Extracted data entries
__________________________________________________
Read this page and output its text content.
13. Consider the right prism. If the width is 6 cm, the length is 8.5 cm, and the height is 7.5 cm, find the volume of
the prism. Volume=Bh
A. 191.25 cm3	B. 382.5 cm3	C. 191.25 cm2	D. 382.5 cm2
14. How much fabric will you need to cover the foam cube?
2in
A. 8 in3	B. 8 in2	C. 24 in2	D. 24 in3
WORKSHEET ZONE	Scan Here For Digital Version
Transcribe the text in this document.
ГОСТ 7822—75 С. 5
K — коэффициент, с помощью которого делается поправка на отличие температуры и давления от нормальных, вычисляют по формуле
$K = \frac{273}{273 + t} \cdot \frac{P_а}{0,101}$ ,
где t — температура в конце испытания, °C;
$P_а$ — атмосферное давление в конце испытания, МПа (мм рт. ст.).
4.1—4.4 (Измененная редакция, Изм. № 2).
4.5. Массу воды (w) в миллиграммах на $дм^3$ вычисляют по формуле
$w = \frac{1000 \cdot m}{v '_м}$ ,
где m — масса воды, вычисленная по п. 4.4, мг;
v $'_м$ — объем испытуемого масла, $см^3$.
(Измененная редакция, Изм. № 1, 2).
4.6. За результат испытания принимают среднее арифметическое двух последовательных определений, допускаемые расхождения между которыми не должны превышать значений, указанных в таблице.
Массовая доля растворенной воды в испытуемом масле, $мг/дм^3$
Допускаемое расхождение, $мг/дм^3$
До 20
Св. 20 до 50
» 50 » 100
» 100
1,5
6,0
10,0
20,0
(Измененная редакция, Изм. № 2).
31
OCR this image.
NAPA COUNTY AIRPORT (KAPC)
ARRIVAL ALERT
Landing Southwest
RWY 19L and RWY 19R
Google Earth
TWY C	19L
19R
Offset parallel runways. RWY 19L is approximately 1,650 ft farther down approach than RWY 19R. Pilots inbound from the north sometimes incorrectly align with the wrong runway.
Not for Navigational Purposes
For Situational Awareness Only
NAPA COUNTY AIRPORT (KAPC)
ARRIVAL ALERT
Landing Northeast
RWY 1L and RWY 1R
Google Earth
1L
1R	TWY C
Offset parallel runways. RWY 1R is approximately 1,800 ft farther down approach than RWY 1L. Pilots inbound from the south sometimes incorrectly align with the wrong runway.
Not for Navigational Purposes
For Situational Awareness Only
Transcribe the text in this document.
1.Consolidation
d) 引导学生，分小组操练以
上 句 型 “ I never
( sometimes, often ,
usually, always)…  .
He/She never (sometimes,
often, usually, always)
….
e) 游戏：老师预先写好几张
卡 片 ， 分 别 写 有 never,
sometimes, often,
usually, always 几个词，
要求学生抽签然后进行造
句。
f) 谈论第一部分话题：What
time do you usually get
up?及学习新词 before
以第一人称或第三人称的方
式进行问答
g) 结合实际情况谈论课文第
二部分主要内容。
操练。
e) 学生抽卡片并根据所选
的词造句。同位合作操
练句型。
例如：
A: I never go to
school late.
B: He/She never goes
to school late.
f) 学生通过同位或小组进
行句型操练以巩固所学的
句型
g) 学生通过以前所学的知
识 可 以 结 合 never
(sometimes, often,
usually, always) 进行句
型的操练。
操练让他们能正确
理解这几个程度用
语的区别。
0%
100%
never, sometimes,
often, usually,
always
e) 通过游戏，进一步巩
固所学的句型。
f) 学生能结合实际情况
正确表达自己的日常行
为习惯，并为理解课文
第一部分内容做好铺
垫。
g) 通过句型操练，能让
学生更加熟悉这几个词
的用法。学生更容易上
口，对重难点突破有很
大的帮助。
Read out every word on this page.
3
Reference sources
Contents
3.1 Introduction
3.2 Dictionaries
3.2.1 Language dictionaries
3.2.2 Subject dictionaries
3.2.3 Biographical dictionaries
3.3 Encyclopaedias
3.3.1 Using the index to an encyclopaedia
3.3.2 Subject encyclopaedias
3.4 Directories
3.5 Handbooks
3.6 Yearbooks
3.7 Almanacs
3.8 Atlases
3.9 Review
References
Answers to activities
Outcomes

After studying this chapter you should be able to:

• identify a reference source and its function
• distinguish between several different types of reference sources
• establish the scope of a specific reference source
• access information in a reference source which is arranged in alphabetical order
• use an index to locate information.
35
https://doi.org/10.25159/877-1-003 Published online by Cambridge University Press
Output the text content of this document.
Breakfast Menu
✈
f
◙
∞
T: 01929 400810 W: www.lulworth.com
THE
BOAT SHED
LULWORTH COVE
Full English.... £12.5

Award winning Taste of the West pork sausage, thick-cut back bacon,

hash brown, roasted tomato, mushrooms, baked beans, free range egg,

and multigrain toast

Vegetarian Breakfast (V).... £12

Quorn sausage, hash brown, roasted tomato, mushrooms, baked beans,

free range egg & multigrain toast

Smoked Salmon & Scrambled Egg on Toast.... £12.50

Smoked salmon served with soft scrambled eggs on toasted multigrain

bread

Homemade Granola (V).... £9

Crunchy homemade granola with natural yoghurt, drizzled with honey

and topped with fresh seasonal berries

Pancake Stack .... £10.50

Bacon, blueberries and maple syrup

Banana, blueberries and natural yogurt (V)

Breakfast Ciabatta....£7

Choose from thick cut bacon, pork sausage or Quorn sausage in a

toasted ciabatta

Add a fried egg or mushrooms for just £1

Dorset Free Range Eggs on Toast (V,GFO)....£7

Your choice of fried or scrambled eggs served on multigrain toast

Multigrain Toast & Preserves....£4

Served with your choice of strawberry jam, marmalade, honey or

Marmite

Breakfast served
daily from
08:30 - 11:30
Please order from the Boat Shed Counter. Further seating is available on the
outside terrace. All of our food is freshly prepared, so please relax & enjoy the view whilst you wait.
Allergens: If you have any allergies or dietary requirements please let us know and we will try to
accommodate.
__________________________________________________
GIVEN REQUEST: Scan the entries above for the word "brown" and collect each line holding it.

CORRECT RESPONSE:
hash brown, roasted tomato, mushrooms, baked beans, free range egg,
Quorn sausage, hash brown, roasted tomato, mushrooms, baked beans,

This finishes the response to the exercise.